**TASK DIRECTIONS**: Repeat the listing in full, exactly as it stands.

[Start of STORED RECORDS]

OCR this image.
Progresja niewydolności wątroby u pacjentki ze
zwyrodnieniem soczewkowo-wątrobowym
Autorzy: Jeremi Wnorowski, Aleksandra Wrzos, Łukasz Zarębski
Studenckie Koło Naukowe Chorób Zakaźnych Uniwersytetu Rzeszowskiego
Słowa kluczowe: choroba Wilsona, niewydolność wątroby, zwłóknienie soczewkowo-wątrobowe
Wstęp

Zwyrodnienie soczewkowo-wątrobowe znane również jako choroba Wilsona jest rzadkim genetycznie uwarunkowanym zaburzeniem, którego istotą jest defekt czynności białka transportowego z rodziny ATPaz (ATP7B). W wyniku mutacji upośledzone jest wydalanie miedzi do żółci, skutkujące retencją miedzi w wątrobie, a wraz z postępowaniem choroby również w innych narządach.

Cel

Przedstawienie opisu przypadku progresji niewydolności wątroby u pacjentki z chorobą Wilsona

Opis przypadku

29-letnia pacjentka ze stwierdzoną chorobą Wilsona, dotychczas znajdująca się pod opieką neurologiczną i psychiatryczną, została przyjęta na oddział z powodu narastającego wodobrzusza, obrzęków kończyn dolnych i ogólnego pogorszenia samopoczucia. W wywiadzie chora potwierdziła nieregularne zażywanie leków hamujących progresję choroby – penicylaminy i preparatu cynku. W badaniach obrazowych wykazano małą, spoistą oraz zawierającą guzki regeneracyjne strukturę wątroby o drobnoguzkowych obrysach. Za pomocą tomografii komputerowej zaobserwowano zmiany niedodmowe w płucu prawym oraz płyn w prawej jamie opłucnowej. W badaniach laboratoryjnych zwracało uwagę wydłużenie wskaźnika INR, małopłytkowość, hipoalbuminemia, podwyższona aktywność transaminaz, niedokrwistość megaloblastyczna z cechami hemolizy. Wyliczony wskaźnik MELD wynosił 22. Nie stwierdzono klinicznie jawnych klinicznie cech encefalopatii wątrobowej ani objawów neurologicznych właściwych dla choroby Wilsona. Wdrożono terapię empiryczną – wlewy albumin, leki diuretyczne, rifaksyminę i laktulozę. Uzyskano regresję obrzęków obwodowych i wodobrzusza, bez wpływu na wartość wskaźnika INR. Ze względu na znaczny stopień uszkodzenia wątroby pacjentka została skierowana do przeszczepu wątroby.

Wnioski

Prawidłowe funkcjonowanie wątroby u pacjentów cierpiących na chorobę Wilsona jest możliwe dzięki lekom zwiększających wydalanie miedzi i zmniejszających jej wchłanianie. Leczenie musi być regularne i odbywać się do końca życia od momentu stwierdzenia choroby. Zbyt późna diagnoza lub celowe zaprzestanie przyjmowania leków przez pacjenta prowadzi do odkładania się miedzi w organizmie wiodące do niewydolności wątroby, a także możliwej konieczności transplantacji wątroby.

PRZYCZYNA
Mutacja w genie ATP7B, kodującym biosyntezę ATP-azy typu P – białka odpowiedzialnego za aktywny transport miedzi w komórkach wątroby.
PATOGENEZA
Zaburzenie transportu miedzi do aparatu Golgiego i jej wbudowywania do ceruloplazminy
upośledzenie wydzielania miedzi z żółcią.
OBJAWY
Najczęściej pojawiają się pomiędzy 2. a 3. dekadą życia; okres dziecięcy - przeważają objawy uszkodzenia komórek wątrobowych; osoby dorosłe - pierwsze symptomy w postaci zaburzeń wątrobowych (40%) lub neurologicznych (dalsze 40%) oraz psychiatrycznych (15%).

[End of STORED RECORDS]

**RESULT FOR THIS TASK**:
OCR this image.
Progresja niewydolności wątroby u pacjentki ze
zwyrodnieniem soczewkowo-wątrobowym
Autorzy: Jeremi Wnorowski, Aleksandra Wrzos, Łukasz Zarębski
Studenckie Koło Naukowe Chorób Zakaźnych Uniwersytetu Rzeszowskiego
Słowa kluczowe: choroba Wilsona, niewydolność wątroby, zwłóknienie soczewkowo-wątrobowe
Wstęp

Zwyrodnienie soczewkowo-wątrobowe znane również jako choroba Wilsona jest rzadkim genetycznie uwarunkowanym zaburzeniem, którego istotą jest defekt czynności białka transportowego z rodziny ATPaz (ATP7B). W wyniku mutacji upośledzone jest wydalanie miedzi do żółci, skutkujące retencją miedzi w wątrobie, a wraz z postępowaniem choroby również w innych narządach.

Cel

Przedstawienie opisu przypadku progresji niewydolności wątroby u pacjentki z chorobą Wilsona

Opis przypadku

29-letnia pacjentka ze stwierdzoną chorobą Wilsona, dotychczas znajdująca się pod opieką neurologiczną i psychiatryczną, została przyjęta na oddział z powodu narastającego wodobrzusza, obrzęków kończyn dolnych i ogólnego pogorszenia samopoczucia. W wywiadzie chora potwierdziła nieregularne zażywanie leków hamujących progresję choroby – penicylaminy i preparatu cynku. W badaniach obrazowych wykazano małą, spoistą oraz zawierającą guzki regeneracyjne strukturę wątroby o drobnoguzkowych obrysach. Za pomocą tomografii komputerowej zaobserwowano zmiany niedodmowe w płucu prawym oraz płyn w prawej jamie opłucnowej. W badaniach laboratoryjnych zwracało uwagę wydłużenie wskaźnika INR, małopłytkowość, hipoalbuminemia, podwyższona aktywność transaminaz, niedokrwistość megaloblastyczna z cechami hemolizy. Wyliczony wskaźnik MELD wynosił 22. Nie stwierdzono klinicznie jawnych klinicznie cech encefalopatii wątrobowej ani objawów neurologicznych właściwych dla choroby Wilsona. Wdrożono terapię empiryczną – wlewy albumin, leki diuretyczne, rifaksyminę i laktulozę. Uzyskano regresję obrzęków obwodowych i wodobrzusza, bez wpływu na wartość wskaźnika INR. Ze względu na znaczny stopień uszkodzenia wątroby pacjentka została skierowana do przeszczepu wątroby.

Wnioski

Prawidłowe funkcjonowanie wątroby u pacjentów cierpiących na chorobę Wilsona jest możliwe dzięki lekom zwiększających wydalanie miedzi i zmniejszających jej wchłanianie. Leczenie musi być regularne i odbywać się do końca życia od momentu stwierdzenia choroby. Zbyt późna diagnoza lub celowe zaprzestanie przyjmowania leków przez pacjenta prowadzi do odkładania się miedzi w organizmie wiodące do niewydolności wątroby, a także możliwej konieczności transplantacji wątroby.

PRZYCZYNA
Mutacja w genie ATP7B, kodującym biosyntezę ATP-azy typu P – białka odpowiedzialnego za aktywny transport miedzi w komórkach wątroby.
PATOGENEZA
Zaburzenie transportu miedzi do aparatu Golgiego i jej wbudowywania do ceruloplazminy
upośledzenie wydzielania miedzi z żółcią.
OBJAWY
Najczęściej pojawiają się pomiędzy 2. a 3. dekadą życia; okres dziecięcy - przeważają objawy uszkodzenia komórek wątrobowych; osoby dorosłe - pierwsze symptomy w postaci zaburzeń wątrobowych (40%) lub neurologicznych (dalsze 40%) oraz psychiatrycznych (15%).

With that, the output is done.